Stored data
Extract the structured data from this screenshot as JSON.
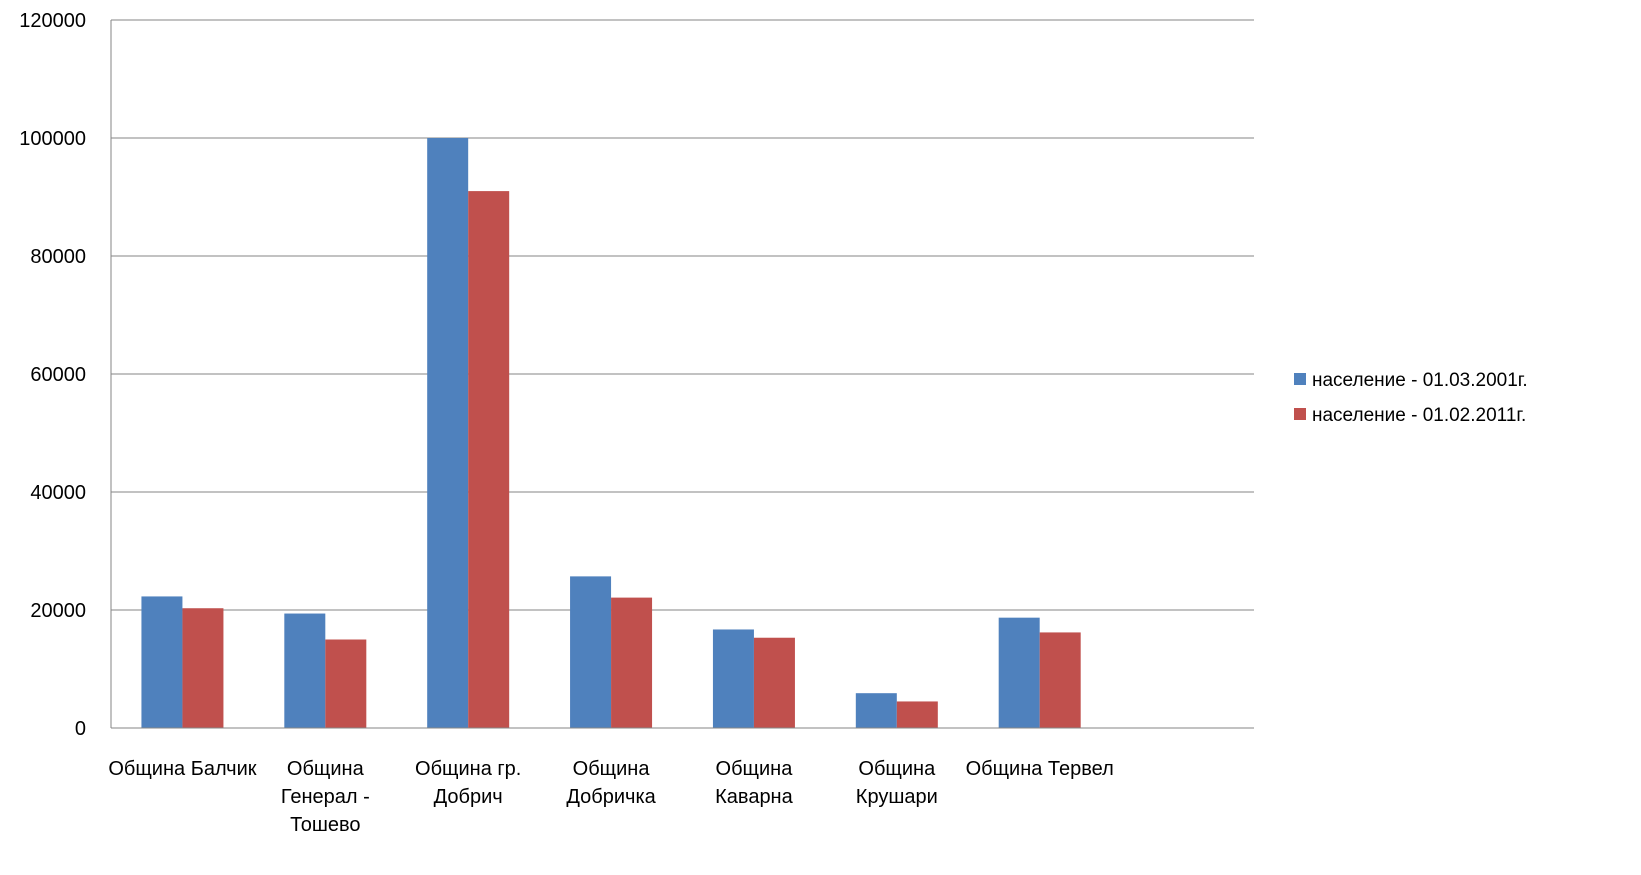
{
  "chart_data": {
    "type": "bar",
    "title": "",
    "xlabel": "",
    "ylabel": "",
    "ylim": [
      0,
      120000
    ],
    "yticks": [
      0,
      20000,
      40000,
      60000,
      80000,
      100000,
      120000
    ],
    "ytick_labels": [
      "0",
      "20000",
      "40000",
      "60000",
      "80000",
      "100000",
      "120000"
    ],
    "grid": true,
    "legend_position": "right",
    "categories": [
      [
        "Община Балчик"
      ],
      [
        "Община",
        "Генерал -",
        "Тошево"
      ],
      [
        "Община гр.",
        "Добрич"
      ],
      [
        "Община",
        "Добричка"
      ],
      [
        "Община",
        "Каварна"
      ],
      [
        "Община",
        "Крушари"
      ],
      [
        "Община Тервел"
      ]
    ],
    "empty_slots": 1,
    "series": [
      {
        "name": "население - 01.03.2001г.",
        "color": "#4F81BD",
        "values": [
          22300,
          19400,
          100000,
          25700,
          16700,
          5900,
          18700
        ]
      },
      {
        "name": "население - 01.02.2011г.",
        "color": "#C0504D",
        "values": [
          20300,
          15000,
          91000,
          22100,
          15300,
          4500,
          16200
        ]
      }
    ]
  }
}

# AIM OF THE EXERCISE:
For the listing above, identify each line bearing "население".

# THE RESULT:
        "name": "население - 01.03.2001г.",
        "name": "население - 01.02.2011г.",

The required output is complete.